* **Given records**
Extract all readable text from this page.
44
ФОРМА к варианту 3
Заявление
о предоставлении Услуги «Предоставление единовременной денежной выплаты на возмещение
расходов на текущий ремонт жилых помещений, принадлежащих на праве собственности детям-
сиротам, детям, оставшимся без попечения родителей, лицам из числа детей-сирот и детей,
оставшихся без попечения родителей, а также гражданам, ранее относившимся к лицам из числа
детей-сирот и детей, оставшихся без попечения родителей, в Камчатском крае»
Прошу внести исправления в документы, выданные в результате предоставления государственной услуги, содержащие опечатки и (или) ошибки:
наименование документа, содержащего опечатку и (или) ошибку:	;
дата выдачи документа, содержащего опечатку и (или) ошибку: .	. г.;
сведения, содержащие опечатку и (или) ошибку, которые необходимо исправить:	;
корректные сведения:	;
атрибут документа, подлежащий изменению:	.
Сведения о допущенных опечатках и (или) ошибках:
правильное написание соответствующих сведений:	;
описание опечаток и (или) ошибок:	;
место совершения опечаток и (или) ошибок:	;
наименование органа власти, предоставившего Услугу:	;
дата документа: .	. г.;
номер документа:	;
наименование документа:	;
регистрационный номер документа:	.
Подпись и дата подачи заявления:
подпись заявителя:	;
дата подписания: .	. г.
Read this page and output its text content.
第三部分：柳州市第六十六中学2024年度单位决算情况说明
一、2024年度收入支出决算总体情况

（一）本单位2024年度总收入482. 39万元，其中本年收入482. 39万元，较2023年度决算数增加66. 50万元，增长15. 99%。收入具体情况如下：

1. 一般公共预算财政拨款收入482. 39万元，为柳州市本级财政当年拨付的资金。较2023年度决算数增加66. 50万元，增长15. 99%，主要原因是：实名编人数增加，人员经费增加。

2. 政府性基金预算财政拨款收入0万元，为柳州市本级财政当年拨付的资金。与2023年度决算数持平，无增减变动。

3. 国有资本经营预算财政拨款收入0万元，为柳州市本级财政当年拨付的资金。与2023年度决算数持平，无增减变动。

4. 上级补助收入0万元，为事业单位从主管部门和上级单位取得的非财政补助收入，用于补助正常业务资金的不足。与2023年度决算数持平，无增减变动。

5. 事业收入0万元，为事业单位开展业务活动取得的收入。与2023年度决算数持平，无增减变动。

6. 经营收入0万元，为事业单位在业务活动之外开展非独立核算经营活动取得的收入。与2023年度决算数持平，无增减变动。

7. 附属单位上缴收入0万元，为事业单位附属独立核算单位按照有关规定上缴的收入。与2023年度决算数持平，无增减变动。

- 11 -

* **Instruction**
The data above must be returned in full, exactly as written.

* **Response to this exercise**
Extract all readable text from this page.
44
ФОРМА к варианту 3
Заявление
о предоставлении Услуги «Предоставление единовременной денежной выплаты на возмещение
расходов на текущий ремонт жилых помещений, принадлежащих на праве собственности детям-
сиротам, детям, оставшимся без попечения родителей, лицам из числа детей-сирот и детей,
оставшихся без попечения родителей, а также гражданам, ранее относившимся к лицам из числа
детей-сирот и детей, оставшихся без попечения родителей, в Камчатском крае»
Прошу внести исправления в документы, выданные в результате предоставления государственной услуги, содержащие опечатки и (или) ошибки:
наименование документа, содержащего опечатку и (или) ошибку:	;
дата выдачи документа, содержащего опечатку и (или) ошибку: .	. г.;
сведения, содержащие опечатку и (или) ошибку, которые необходимо исправить:	;
корректные сведения:	;
атрибут документа, подлежащий изменению:	.
Сведения о допущенных опечатках и (или) ошибках:
правильное написание соответствующих сведений:	;
описание опечаток и (или) ошибок:	;
место совершения опечаток и (или) ошибок:	;
наименование органа власти, предоставившего Услугу:	;
дата документа: .	. г.;
номер документа:	;
наименование документа:	;
регистрационный номер документа:	.
Подпись и дата подачи заявления:
подпись заявителя:	;
дата подписания: .	. г.
Read this page and output its text content.
第三部分：柳州市第六十六中学2024年度单位决算情况说明
一、2024年度收入支出决算总体情况

（一）本单位2024年度总收入482. 39万元，其中本年收入482. 39万元，较2023年度决算数增加66. 50万元，增长15. 99%。收入具体情况如下：

1. 一般公共预算财政拨款收入482. 39万元，为柳州市本级财政当年拨付的资金。较2023年度决算数增加66. 50万元，增长15. 99%，主要原因是：实名编人数增加，人员经费增加。

2. 政府性基金预算财政拨款收入0万元，为柳州市本级财政当年拨付的资金。与2023年度决算数持平，无增减变动。

3. 国有资本经营预算财政拨款收入0万元，为柳州市本级财政当年拨付的资金。与2023年度决算数持平，无增减变动。

4. 上级补助收入0万元，为事业单位从主管部门和上级单位取得的非财政补助收入，用于补助正常业务资金的不足。与2023年度决算数持平，无增减变动。

5. 事业收入0万元，为事业单位开展业务活动取得的收入。与2023年度决算数持平，无增减变动。

6. 经营收入0万元，为事业单位在业务活动之外开展非独立核算经营活动取得的收入。与2023年度决算数持平，无增减变动。

7. 附属单位上缴收入0万元，为事业单位附属独立核算单位按照有关规定上缴的收入。与2023年度决算数持平，无增减变动。

- 11 -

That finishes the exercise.